(Direction)
Copy each line of the data below with the word "from".

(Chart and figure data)
----

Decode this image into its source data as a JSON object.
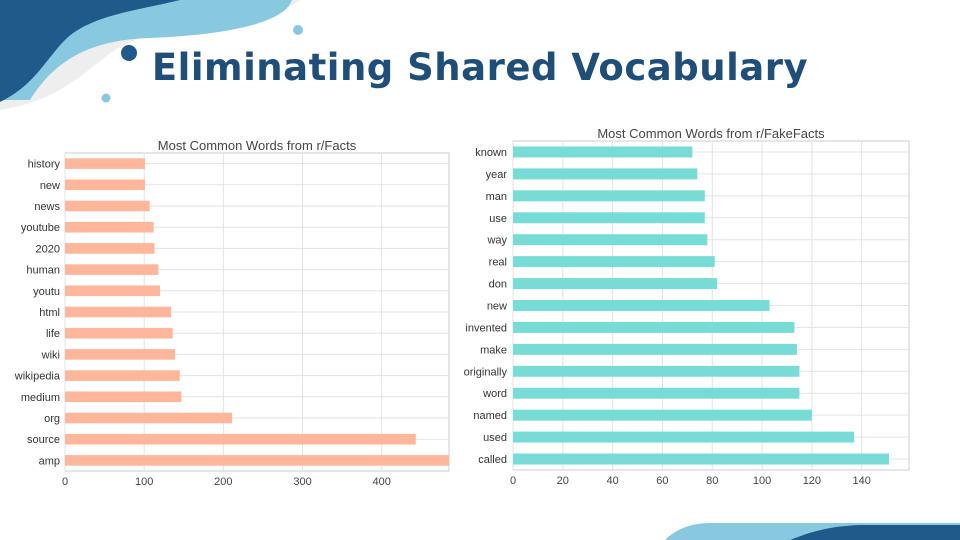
{
  "slide": {
    "title": "Eliminating Shared Vocabulary"
  },
  "theme": {
    "title_color": "#1f4e79",
    "decor_dark": "#1f5a8a",
    "decor_light": "#89c9e0",
    "decor_gray": "#eeeeee"
  },
  "chart_data": [
    {
      "type": "bar",
      "orientation": "horizontal",
      "title": "Most Common Words from r/Facts",
      "color": "#ffb69a",
      "categories": [
        "history",
        "new",
        "news",
        "youtube",
        "2020",
        "human",
        "youtu",
        "html",
        "life",
        "wiki",
        "wikipedia",
        "medium",
        "org",
        "source",
        "amp"
      ],
      "values": [
        101,
        101,
        107,
        112,
        113,
        118,
        120,
        134,
        136,
        139,
        145,
        147,
        211,
        443,
        490
      ],
      "xlim": [
        0,
        485
      ],
      "xticks": [
        0,
        100,
        200,
        300,
        400
      ],
      "grid": true
    },
    {
      "type": "bar",
      "orientation": "horizontal",
      "title": "Most Common Words from r/FakeFacts",
      "color": "#78dcd6",
      "categories": [
        "known",
        "year",
        "man",
        "use",
        "way",
        "real",
        "don",
        "new",
        "invented",
        "make",
        "originally",
        "word",
        "named",
        "used",
        "called"
      ],
      "values": [
        72,
        74,
        77,
        77,
        78,
        81,
        82,
        103,
        113,
        114,
        115,
        115,
        120,
        137,
        151
      ],
      "xlim": [
        0,
        159
      ],
      "xticks": [
        0,
        20,
        40,
        60,
        80,
        100,
        120,
        140
      ],
      "grid": true
    }
  ]
}
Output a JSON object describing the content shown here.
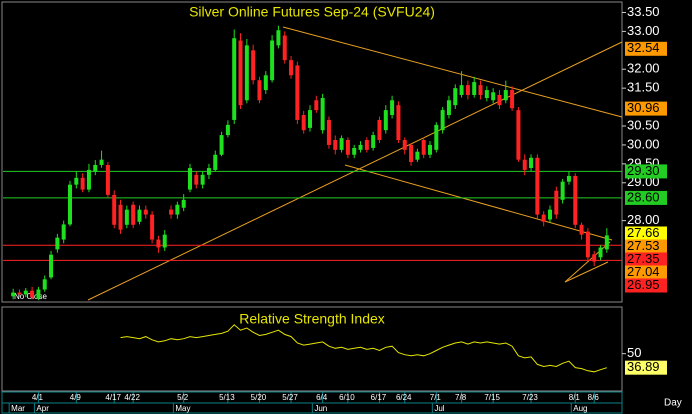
{
  "chart_data": [
    {
      "type": "candlestick",
      "title": "Silver Online Futures Sep-24 (SVFU24)",
      "status": "No Close",
      "x_label": "Day",
      "categories": [
        null,
        null,
        null,
        null,
        "4/1",
        null,
        null,
        null,
        null,
        null,
        "4/9",
        null,
        null,
        null,
        null,
        null,
        "4/17",
        null,
        null,
        "4/22",
        null,
        null,
        null,
        null,
        null,
        null,
        null,
        "5/2",
        null,
        null,
        null,
        null,
        null,
        null,
        "5/13",
        null,
        null,
        null,
        null,
        "5/20",
        null,
        null,
        null,
        null,
        "5/27",
        null,
        null,
        null,
        null,
        "6/4",
        null,
        null,
        null,
        "6/10",
        null,
        null,
        null,
        null,
        "6/17",
        null,
        null,
        null,
        "6/24",
        null,
        null,
        null,
        null,
        "7/1",
        null,
        null,
        null,
        "7/8",
        null,
        null,
        null,
        null,
        "7/15",
        null,
        null,
        null,
        null,
        null,
        "7/23",
        null,
        null,
        null,
        null,
        null,
        null,
        "8/1",
        null,
        null,
        "8/6",
        null,
        null
      ],
      "months": [
        "Mar",
        null,
        null,
        null,
        "Apr",
        null,
        null,
        null,
        null,
        null,
        null,
        null,
        null,
        null,
        null,
        null,
        null,
        null,
        null,
        null,
        null,
        null,
        null,
        null,
        null,
        null,
        "May",
        null,
        null,
        null,
        null,
        null,
        null,
        null,
        null,
        null,
        null,
        null,
        null,
        null,
        null,
        null,
        null,
        null,
        null,
        null,
        null,
        null,
        "Jun",
        null,
        null,
        null,
        null,
        null,
        null,
        null,
        null,
        null,
        null,
        null,
        null,
        null,
        null,
        null,
        null,
        null,
        null,
        "Jul",
        null,
        null,
        null,
        null,
        null,
        null,
        null,
        null,
        null,
        null,
        null,
        null,
        null,
        null,
        null,
        null,
        null,
        null,
        null,
        null,
        null,
        "Aug",
        null,
        null,
        null,
        null,
        null
      ],
      "open": [
        26.0,
        26.1,
        26.05,
        26.15,
        25.95,
        26.18,
        26.5,
        27.24,
        27.5,
        27.9,
        28.95,
        29.13,
        28.82,
        29.29,
        29.47,
        29.47,
        28.68,
        28.42,
        27.89,
        28.42,
        27.97,
        28.29,
        28.16,
        27.5,
        27.29,
        28.29,
        28.16,
        28.34,
        28.82,
        29.21,
        28.95,
        29.21,
        29.34,
        29.74,
        30.26,
        30.66,
        32.76,
        31.18,
        32.5,
        31.71,
        31.45,
        31.71,
        32.63,
        32.89,
        32.24,
        32.1,
        30.79,
        30.45,
        31.18,
        30.39,
        30.66,
        30.13,
        29.87,
        30.13,
        29.74,
        29.87,
        30.13,
        29.92,
        30.66,
        30.39,
        30.79,
        31.05,
        30.13,
        30.0,
        29.61,
        30.13,
        29.74,
        29.87,
        30.39,
        30.79,
        31.05,
        31.32,
        31.58,
        31.32,
        31.58,
        31.24,
        31.18,
        31.32,
        31.18,
        31.45,
        30.92,
        29.61,
        29.39,
        29.66,
        28.16,
        28.03,
        28.79,
        28.55,
        29.03,
        29.18,
        27.89,
        27.71,
        27.11,
        27.03,
        27.24
      ],
      "high": [
        26.2,
        26.18,
        26.22,
        26.25,
        26.25,
        26.55,
        27.2,
        27.65,
        28.0,
        29.05,
        29.3,
        29.25,
        29.5,
        29.6,
        29.85,
        29.55,
        28.8,
        28.55,
        28.4,
        28.5,
        28.4,
        28.4,
        28.25,
        27.6,
        27.75,
        28.4,
        28.5,
        28.7,
        29.5,
        29.3,
        29.3,
        29.5,
        29.85,
        30.35,
        30.65,
        33.05,
        32.95,
        32.8,
        32.65,
        31.8,
        31.95,
        32.9,
        33.15,
        33.0,
        32.35,
        32.2,
        30.9,
        31.05,
        31.3,
        31.35,
        30.75,
        30.25,
        30.25,
        30.2,
        30.0,
        30.1,
        30.2,
        30.35,
        30.75,
        31.05,
        31.3,
        31.15,
        30.2,
        30.05,
        29.9,
        30.2,
        30.1,
        30.6,
        31.0,
        31.3,
        31.6,
        31.95,
        31.7,
        31.8,
        31.7,
        31.55,
        31.5,
        31.45,
        31.7,
        31.55,
        31.0,
        29.75,
        29.75,
        29.75,
        28.25,
        28.4,
        28.9,
        29.1,
        29.3,
        29.25,
        27.95,
        27.8,
        27.2,
        27.35,
        27.8
      ],
      "low": [
        25.92,
        25.98,
        25.98,
        25.92,
        25.9,
        26.12,
        26.45,
        27.15,
        27.4,
        27.85,
        28.85,
        28.75,
        28.75,
        29.2,
        29.4,
        28.6,
        27.8,
        27.65,
        27.8,
        27.8,
        27.9,
        28.05,
        27.4,
        27.15,
        27.2,
        28.05,
        28.05,
        28.25,
        28.75,
        28.85,
        28.85,
        29.1,
        29.3,
        29.7,
        30.2,
        30.55,
        30.95,
        31.1,
        31.6,
        31.1,
        31.35,
        31.65,
        32.55,
        32.15,
        31.75,
        30.55,
        30.3,
        30.35,
        30.85,
        30.3,
        29.9,
        29.75,
        29.8,
        29.65,
        29.65,
        29.8,
        29.8,
        29.85,
        30.05,
        30.3,
        30.7,
        30.05,
        29.75,
        29.45,
        29.55,
        29.65,
        29.65,
        29.8,
        30.3,
        30.7,
        30.95,
        31.25,
        31.2,
        31.25,
        31.2,
        31.15,
        31.1,
        30.95,
        31.1,
        30.9,
        29.55,
        29.2,
        29.3,
        28.05,
        27.85,
        27.95,
        28.05,
        28.45,
        28.95,
        27.8,
        27.5,
        26.95,
        26.8,
        26.95,
        27.15
      ],
      "close": [
        26.1,
        26.05,
        26.15,
        25.98,
        26.18,
        26.45,
        27.1,
        27.55,
        27.9,
        28.95,
        29.13,
        28.82,
        29.34,
        29.47,
        29.61,
        28.68,
        27.89,
        27.76,
        28.29,
        27.89,
        28.29,
        28.16,
        27.5,
        27.29,
        27.63,
        28.16,
        28.42,
        28.55,
        29.39,
        28.95,
        29.21,
        29.39,
        29.74,
        30.26,
        30.53,
        32.82,
        31.05,
        32.63,
        31.71,
        31.18,
        31.84,
        32.76,
        33.03,
        32.24,
        31.84,
        30.66,
        30.39,
        30.92,
        30.92,
        31.24,
        30.0,
        29.87,
        30.18,
        29.74,
        29.92,
        30.0,
        29.87,
        30.26,
        30.13,
        30.92,
        31.18,
        30.13,
        29.87,
        29.55,
        29.82,
        29.74,
        30.0,
        30.53,
        30.92,
        31.18,
        31.5,
        31.58,
        31.32,
        31.66,
        31.32,
        31.45,
        31.39,
        31.05,
        31.45,
        30.97,
        29.61,
        29.34,
        29.66,
        28.16,
        27.97,
        28.29,
        28.16,
        29.03,
        29.18,
        27.89,
        27.63,
        27.03,
        26.92,
        27.29,
        27.61
      ],
      "up_color": "#1ee01e",
      "down_color": "#ff2222",
      "ylim": [
        25.85,
        33.75
      ],
      "yticks": [
        {
          "value": 33.5,
          "label": "33.50"
        },
        {
          "value": 33,
          "label": "33.00"
        },
        {
          "value": 32,
          "label": "32.00"
        },
        {
          "value": 31.5,
          "label": "31.50"
        },
        {
          "value": 30.5,
          "label": "30.50"
        },
        {
          "value": 30,
          "label": "30.00"
        },
        {
          "value": 29.5,
          "label": "29.50"
        },
        {
          "value": 29,
          "label": "29.00"
        },
        {
          "value": 28,
          "label": "28.00"
        }
      ],
      "markers": [
        {
          "value": 32.54,
          "color": "#ff9900",
          "line": false
        },
        {
          "value": 30.96,
          "color": "#ff9900",
          "line": false
        },
        {
          "value": 29.3,
          "label": "29.30",
          "color": "#22cc22",
          "line": true
        },
        {
          "value": 28.6,
          "label": "28.60",
          "color": "#22cc22",
          "line": true
        },
        {
          "value": 27.66,
          "color": "#ffff00",
          "line": false
        },
        {
          "value": 27.53,
          "color": "#ff9900",
          "line": false
        },
        {
          "value": 27.35,
          "color": "#ff2222",
          "line": true
        },
        {
          "value": 27.04,
          "color": "#ff9900",
          "line": false
        },
        {
          "value": 26.95,
          "color": "#ff2222",
          "line": true
        }
      ]
    },
    {
      "type": "line",
      "title": "Relative Strength Index",
      "color": "#e6e600",
      "values": [
        null,
        null,
        null,
        null,
        null,
        null,
        null,
        null,
        null,
        null,
        null,
        null,
        null,
        null,
        null,
        null,
        null,
        65,
        66,
        65,
        64,
        66,
        63,
        61,
        62,
        64,
        63,
        64,
        66,
        65,
        66,
        67,
        68,
        69,
        71,
        77,
        72,
        74,
        70,
        67,
        68,
        70,
        72,
        68,
        66,
        60,
        58,
        59,
        60,
        61,
        57,
        55,
        56,
        54,
        55,
        56,
        54,
        55,
        53,
        56,
        57,
        51,
        49,
        48,
        49,
        48,
        50,
        53,
        56,
        58,
        60,
        61,
        59,
        61,
        60,
        61,
        60,
        59,
        60,
        57,
        48,
        46,
        47,
        40,
        38,
        39,
        38,
        41,
        43,
        37,
        36,
        34,
        33,
        35,
        36.89
      ],
      "ylim": [
        16,
        89
      ],
      "yticks": [
        50
      ],
      "markers": [
        {
          "value": 36.89,
          "color": "#ffff66"
        }
      ]
    }
  ]
}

----

(Response to the task)
      "title": "Most Common Words from r/Facts",
      "title": "Most Common Words from r/FakeFacts",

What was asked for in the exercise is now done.